Information provided =>
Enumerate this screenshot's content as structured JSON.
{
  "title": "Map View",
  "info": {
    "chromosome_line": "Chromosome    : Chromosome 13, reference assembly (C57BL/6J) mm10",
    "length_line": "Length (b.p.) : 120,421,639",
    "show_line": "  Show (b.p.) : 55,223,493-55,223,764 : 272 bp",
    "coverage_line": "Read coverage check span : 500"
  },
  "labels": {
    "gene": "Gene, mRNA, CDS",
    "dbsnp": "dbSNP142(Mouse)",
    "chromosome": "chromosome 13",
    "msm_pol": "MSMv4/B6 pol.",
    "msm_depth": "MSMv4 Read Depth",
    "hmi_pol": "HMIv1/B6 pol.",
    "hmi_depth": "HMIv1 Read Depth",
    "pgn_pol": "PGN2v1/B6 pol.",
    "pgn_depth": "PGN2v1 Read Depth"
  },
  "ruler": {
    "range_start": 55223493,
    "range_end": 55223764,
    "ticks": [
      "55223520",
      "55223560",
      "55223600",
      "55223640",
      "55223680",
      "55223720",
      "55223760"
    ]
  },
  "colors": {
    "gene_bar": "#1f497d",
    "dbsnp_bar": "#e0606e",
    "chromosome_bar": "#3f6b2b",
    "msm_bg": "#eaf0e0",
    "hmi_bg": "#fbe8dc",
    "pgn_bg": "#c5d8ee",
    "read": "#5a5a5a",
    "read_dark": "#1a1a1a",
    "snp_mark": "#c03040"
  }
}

Instructions for the task =>
Without changing anything, repeat the whole listing.

Response to the exercise =>
Enumerate this screenshot's content as structured JSON.
{
  "title": "Map View",
  "info": {
    "chromosome_line": "Chromosome    : Chromosome 13, reference assembly (C57BL/6J) mm10",
    "length_line": "Length (b.p.) : 120,421,639",
    "show_line": "  Show (b.p.) : 55,223,493-55,223,764 : 272 bp",
    "coverage_line": "Read coverage check span : 500"
  },
  "labels": {
    "gene": "Gene, mRNA, CDS",
    "dbsnp": "dbSNP142(Mouse)",
    "chromosome": "chromosome 13",
    "msm_pol": "MSMv4/B6 pol.",
    "msm_depth": "MSMv4 Read Depth",
    "hmi_pol": "HMIv1/B6 pol.",
    "hmi_depth": "HMIv1 Read Depth",
    "pgn_pol": "PGN2v1/B6 pol.",
    "pgn_depth": "PGN2v1 Read Depth"
  },
  "ruler": {
    "range_start": 55223493,
    "range_end": 55223764,
    "ticks": [
      "55223520",
      "55223560",
      "55223600",
      "55223640",
      "55223680",
      "55223720",
      "55223760"
    ]
  },
  "colors": {
    "gene_bar": "#1f497d",
    "dbsnp_bar": "#e0606e",
    "chromosome_bar": "#3f6b2b",
    "msm_bg": "#eaf0e0",
    "hmi_bg": "#fbe8dc",
    "pgn_bg": "#c5d8ee",
    "read": "#5a5a5a",
    "read_dark": "#1a1a1a",
    "snp_mark": "#c03040"
  }
}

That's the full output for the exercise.